Exercise prompt — Repeat the records from the start through the line containing "category-label-6-to-10: 6% TO", replacing every "value-label" with "data-label" and leaving all else unchanged.

--- BEGIN Records for this task ---

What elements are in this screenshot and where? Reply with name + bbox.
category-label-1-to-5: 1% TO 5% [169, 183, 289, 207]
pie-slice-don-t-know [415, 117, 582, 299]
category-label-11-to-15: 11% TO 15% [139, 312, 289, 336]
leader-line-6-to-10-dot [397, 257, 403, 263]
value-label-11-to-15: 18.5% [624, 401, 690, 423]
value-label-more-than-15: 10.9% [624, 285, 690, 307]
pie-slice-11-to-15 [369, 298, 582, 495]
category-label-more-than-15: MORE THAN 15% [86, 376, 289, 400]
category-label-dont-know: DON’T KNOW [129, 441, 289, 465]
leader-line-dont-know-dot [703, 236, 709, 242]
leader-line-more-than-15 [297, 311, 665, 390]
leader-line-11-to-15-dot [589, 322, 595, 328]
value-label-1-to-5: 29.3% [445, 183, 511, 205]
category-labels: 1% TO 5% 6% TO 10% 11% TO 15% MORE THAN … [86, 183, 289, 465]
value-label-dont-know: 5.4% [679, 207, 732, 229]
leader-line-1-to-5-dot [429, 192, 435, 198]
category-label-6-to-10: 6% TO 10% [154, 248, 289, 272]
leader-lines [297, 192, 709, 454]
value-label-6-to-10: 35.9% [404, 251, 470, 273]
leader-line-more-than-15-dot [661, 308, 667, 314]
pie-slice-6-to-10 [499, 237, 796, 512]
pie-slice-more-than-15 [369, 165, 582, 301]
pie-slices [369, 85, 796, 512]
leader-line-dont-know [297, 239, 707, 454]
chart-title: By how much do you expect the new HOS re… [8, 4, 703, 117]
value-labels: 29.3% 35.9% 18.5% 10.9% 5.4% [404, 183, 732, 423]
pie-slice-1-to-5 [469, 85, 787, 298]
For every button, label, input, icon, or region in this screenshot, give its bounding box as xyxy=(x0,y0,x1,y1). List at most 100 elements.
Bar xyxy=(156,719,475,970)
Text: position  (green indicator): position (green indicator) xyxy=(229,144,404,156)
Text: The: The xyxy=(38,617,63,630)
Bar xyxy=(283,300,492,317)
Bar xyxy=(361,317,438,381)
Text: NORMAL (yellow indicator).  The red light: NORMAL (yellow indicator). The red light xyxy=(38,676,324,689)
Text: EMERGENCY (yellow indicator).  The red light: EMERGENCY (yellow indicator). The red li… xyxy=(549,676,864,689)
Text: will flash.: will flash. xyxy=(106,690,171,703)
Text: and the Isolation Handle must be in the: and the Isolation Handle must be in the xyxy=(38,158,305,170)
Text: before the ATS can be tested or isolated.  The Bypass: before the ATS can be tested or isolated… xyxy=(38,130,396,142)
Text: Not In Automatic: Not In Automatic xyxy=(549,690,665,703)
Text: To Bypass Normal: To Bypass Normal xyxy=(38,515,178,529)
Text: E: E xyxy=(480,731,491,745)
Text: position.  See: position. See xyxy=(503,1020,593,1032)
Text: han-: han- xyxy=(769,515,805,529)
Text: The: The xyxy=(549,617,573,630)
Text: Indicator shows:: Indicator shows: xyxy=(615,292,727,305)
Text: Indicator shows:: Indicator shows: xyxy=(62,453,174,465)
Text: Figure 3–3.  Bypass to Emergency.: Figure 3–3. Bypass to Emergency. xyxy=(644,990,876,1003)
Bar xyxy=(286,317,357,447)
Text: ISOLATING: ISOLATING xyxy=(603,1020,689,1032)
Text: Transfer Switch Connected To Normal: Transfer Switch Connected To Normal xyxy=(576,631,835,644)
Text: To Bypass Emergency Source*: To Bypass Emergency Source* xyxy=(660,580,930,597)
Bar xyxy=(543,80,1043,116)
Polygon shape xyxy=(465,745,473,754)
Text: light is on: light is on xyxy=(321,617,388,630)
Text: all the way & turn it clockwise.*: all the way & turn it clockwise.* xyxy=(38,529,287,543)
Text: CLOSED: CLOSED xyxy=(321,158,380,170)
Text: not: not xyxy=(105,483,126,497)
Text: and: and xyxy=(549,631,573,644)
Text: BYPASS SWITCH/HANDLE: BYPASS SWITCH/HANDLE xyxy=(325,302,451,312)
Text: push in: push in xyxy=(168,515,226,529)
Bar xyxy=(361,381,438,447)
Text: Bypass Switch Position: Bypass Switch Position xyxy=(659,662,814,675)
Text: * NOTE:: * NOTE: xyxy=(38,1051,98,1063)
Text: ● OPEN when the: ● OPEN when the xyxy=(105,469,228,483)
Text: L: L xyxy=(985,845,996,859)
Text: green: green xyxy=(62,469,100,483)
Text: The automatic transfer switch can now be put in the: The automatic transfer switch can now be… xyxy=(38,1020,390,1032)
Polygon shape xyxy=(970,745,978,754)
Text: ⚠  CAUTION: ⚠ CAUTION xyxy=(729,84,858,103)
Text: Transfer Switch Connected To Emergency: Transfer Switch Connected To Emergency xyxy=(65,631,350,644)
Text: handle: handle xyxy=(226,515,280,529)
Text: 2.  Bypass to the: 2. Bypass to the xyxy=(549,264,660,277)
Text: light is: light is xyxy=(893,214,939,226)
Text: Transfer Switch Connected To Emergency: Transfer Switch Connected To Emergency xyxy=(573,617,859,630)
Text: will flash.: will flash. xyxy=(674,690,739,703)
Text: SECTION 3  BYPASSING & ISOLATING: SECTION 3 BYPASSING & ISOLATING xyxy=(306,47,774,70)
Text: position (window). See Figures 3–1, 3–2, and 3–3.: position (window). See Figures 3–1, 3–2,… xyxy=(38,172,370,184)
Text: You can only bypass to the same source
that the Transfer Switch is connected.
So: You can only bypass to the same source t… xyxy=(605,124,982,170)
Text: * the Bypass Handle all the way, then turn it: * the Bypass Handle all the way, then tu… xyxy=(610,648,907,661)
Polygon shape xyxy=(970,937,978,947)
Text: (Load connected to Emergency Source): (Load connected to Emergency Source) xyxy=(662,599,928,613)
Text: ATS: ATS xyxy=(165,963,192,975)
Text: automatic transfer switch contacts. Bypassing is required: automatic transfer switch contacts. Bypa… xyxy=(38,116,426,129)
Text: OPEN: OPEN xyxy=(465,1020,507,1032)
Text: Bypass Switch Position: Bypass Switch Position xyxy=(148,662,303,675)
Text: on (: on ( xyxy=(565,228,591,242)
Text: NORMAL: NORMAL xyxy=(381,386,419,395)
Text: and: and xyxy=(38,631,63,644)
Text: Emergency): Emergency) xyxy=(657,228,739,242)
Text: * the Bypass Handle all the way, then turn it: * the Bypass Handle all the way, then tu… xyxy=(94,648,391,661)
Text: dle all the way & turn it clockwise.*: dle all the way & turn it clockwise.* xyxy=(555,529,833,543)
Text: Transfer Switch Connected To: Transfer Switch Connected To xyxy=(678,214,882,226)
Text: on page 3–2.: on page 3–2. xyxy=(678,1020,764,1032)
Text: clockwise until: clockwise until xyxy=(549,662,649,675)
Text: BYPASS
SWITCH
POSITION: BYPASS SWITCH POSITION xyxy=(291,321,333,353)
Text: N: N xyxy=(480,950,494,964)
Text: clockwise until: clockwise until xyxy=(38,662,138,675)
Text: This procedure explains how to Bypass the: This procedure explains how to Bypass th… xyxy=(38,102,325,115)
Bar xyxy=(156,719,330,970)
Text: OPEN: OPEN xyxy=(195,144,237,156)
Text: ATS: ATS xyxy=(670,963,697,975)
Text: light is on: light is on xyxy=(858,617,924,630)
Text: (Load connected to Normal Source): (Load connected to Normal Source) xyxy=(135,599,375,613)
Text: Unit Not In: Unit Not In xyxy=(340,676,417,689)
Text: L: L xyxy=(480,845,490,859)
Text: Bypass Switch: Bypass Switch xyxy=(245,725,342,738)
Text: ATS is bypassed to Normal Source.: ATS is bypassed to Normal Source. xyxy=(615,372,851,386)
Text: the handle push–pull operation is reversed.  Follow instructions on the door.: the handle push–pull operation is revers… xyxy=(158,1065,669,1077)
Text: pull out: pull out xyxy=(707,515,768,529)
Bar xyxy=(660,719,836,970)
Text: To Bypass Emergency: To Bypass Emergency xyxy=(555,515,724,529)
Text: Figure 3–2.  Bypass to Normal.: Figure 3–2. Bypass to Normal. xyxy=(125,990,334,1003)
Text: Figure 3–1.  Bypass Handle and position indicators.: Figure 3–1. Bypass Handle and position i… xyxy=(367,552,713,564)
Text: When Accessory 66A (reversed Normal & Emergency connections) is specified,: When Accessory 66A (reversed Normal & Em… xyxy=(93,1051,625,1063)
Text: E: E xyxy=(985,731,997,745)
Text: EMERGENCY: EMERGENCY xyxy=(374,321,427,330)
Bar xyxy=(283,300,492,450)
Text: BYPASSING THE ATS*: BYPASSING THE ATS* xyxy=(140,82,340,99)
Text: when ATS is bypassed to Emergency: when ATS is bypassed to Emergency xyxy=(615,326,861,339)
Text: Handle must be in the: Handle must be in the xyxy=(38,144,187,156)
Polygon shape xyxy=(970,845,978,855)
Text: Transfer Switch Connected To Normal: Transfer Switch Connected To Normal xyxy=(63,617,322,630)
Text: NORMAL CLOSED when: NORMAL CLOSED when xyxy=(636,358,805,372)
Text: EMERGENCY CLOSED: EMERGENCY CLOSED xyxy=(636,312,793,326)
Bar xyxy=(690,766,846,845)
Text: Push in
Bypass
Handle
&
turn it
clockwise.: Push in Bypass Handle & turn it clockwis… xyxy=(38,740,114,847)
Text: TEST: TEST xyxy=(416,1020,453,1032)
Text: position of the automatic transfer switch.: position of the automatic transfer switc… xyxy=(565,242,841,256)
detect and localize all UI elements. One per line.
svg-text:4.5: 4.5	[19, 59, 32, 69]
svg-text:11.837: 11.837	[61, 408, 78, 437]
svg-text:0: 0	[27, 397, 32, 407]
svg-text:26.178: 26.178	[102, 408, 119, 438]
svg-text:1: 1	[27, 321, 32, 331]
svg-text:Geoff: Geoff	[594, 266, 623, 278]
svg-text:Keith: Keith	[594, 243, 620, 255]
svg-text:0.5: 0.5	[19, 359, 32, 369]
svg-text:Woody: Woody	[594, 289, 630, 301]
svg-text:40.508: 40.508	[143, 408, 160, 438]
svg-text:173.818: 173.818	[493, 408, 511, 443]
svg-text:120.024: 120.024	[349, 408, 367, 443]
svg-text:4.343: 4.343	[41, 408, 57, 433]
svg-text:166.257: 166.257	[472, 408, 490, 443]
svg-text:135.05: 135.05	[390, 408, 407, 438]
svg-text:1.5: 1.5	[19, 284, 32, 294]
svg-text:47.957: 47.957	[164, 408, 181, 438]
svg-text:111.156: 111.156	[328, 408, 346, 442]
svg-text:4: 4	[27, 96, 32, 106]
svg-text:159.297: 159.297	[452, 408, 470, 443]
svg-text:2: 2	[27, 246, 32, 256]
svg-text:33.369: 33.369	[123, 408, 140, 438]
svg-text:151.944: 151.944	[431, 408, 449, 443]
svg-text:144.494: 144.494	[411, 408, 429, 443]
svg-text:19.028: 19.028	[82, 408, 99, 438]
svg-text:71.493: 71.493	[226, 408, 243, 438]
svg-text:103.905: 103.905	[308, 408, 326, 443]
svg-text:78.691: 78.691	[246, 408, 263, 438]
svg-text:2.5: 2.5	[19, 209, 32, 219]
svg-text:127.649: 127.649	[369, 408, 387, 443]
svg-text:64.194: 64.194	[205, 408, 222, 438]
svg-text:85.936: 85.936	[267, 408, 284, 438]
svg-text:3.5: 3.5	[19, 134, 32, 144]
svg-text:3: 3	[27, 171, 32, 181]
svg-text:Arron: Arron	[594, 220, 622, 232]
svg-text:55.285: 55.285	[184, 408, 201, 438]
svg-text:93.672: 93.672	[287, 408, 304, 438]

--- END Records for this task ---

Correct answer —
What elements are in this screenshot and where? Reply with name + bbox.
category-label-1-to-5: 1% TO 5% [169, 183, 289, 207]
pie-slice-don-t-know [415, 117, 582, 299]
category-label-11-to-15: 11% TO 15% [139, 312, 289, 336]
leader-line-6-to-10-dot [397, 257, 403, 263]
data-label-11-to-15: 18.5% [624, 401, 690, 423]
data-label-more-than-15: 10.9% [624, 285, 690, 307]
pie-slice-11-to-15 [369, 298, 582, 495]
category-label-more-than-15: MORE THAN 15% [86, 376, 289, 400]
category-label-dont-know: DON’T KNOW [129, 441, 289, 465]
leader-line-dont-know-dot [703, 236, 709, 242]
leader-line-more-than-15 [297, 311, 665, 390]
leader-line-11-to-15-dot [589, 322, 595, 328]
data-label-1-to-5: 29.3% [445, 183, 511, 205]
category-labels: 1% TO 5% 6% TO 10% 11% TO 15% MORE THAN … [86, 183, 289, 465]
data-label-dont-know: 5.4% [679, 207, 732, 229]
leader-line-1-to-5-dot [429, 192, 435, 198]
category-label-6-to-10: 6% TO 10% [154, 248, 289, 272]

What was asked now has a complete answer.